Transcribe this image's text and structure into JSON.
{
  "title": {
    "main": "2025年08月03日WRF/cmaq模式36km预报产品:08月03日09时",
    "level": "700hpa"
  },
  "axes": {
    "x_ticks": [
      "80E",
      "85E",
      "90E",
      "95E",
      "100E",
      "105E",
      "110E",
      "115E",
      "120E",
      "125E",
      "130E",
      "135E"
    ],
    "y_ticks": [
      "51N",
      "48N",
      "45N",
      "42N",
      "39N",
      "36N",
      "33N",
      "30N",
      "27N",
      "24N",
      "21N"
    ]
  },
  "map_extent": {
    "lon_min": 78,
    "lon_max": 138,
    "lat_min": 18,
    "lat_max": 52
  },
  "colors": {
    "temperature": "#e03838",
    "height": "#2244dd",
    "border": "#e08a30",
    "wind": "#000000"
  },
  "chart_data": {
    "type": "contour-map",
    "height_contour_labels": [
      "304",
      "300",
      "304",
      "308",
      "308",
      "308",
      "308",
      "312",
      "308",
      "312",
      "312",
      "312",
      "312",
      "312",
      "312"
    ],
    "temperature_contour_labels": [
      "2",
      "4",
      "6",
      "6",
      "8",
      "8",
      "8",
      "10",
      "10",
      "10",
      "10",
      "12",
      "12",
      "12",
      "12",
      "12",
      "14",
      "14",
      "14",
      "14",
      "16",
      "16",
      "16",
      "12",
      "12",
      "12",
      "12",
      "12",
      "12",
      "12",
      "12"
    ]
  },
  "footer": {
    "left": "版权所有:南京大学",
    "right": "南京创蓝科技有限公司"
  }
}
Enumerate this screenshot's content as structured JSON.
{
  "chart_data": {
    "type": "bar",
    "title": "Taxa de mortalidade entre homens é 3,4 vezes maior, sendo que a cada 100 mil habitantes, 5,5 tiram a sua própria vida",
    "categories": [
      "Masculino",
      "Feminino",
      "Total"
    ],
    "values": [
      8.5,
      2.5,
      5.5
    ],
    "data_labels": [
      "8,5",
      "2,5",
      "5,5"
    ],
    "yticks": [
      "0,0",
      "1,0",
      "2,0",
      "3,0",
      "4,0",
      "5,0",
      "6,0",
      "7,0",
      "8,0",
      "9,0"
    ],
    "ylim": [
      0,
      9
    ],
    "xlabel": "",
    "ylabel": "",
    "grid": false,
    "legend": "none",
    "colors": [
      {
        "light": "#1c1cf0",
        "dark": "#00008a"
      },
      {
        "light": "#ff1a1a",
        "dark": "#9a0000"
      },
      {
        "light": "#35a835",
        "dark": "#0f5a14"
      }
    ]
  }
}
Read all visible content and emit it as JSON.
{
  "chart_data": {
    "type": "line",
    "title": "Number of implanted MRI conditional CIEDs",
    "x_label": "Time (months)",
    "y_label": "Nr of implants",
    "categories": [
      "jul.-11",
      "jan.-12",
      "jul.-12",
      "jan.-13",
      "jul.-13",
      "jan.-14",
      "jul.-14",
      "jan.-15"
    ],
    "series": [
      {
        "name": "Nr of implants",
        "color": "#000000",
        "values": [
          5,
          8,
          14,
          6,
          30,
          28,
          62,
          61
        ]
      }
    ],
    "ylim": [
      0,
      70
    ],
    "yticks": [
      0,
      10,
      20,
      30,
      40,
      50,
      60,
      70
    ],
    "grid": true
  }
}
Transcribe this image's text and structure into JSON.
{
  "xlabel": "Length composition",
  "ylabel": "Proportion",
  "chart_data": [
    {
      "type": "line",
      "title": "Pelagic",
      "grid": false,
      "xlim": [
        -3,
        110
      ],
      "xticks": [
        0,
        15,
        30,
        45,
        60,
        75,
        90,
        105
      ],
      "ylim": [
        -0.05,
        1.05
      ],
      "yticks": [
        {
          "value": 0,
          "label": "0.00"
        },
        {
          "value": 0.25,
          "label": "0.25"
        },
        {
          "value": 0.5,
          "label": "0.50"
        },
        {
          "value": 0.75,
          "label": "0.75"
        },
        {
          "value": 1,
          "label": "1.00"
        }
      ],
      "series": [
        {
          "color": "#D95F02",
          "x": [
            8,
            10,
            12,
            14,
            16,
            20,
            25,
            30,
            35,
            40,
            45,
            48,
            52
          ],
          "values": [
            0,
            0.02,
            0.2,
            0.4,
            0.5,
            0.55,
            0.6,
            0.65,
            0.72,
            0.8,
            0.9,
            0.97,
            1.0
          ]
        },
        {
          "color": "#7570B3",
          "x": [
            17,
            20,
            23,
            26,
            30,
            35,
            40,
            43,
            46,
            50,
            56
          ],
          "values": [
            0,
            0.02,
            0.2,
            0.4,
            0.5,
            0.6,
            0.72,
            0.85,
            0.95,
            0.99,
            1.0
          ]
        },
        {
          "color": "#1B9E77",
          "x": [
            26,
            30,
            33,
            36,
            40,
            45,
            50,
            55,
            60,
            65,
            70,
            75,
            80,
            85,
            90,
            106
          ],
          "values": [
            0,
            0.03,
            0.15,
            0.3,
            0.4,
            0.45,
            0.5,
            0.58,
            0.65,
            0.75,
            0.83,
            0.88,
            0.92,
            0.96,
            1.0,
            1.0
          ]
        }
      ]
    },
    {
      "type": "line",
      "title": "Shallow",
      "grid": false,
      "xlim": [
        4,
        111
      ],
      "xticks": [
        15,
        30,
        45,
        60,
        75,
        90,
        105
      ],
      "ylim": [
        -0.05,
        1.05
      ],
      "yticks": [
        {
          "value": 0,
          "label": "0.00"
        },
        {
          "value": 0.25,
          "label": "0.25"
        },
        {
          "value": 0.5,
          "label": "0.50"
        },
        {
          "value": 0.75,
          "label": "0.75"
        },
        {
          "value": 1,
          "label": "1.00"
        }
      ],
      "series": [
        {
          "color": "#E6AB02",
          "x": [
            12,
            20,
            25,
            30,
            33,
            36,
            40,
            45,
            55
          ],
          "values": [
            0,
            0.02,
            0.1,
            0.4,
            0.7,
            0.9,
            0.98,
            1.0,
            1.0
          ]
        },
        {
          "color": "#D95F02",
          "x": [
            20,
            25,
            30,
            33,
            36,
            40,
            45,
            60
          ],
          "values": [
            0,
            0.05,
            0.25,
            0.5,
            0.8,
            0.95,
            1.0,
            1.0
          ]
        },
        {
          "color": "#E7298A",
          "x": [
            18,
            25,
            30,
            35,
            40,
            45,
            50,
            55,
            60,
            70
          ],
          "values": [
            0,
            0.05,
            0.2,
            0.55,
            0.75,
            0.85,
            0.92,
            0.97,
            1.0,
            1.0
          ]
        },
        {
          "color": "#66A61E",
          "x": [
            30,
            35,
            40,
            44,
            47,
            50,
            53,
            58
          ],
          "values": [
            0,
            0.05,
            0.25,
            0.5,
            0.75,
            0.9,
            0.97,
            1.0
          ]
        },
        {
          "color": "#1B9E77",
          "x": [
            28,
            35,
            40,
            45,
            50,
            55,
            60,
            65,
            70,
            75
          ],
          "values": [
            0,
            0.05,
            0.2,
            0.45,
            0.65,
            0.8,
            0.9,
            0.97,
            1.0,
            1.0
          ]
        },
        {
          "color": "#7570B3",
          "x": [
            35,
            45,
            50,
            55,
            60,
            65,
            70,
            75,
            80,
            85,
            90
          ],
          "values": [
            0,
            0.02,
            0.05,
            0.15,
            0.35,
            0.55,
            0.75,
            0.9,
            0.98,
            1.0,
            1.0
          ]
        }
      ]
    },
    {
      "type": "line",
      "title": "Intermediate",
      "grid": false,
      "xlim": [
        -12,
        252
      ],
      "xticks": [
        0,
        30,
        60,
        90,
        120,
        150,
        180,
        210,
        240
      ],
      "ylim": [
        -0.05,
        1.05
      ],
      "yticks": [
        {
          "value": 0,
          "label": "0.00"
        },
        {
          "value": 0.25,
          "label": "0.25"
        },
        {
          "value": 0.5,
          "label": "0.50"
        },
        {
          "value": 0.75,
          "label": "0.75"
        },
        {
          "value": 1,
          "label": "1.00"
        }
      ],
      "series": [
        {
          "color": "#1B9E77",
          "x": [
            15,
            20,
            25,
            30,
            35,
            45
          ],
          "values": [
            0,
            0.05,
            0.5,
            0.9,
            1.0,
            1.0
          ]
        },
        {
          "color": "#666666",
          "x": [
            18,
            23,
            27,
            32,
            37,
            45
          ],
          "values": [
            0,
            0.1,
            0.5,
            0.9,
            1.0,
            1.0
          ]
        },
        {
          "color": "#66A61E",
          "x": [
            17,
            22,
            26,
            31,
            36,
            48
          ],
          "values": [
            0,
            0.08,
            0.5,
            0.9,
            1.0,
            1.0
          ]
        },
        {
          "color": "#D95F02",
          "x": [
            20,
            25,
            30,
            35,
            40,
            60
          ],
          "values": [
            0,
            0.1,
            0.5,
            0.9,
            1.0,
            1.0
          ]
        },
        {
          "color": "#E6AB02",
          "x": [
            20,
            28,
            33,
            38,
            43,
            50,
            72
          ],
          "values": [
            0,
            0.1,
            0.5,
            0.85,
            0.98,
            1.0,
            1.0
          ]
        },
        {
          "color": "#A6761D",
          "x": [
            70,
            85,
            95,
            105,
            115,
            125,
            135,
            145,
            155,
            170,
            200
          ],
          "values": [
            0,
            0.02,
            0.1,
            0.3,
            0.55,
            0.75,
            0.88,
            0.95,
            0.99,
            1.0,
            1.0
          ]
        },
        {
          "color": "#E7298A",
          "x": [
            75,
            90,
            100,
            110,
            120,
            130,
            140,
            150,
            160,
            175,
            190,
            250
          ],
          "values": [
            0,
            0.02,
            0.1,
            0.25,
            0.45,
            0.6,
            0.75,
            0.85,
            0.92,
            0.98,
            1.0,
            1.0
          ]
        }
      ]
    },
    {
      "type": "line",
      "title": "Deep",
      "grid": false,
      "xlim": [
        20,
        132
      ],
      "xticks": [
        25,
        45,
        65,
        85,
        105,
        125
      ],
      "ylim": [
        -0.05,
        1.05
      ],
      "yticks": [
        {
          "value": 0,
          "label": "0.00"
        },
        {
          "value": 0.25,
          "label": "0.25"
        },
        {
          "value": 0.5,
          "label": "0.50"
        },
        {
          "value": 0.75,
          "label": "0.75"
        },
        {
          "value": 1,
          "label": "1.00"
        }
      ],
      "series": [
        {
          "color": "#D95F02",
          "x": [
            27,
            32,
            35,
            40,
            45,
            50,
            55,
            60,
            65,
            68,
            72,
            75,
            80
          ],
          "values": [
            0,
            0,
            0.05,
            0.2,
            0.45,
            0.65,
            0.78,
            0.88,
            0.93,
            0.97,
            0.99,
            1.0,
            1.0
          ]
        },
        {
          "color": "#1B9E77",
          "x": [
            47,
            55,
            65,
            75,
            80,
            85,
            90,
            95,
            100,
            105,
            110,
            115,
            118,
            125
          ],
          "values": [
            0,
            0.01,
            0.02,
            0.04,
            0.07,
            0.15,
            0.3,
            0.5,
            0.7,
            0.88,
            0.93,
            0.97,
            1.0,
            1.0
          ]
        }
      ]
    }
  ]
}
************
Pick out the lines above containing the word "content", then copy them.

Written answer:
Enumerate this screenshot's content as structured JSON.
Read all visible content and emit it as JSON.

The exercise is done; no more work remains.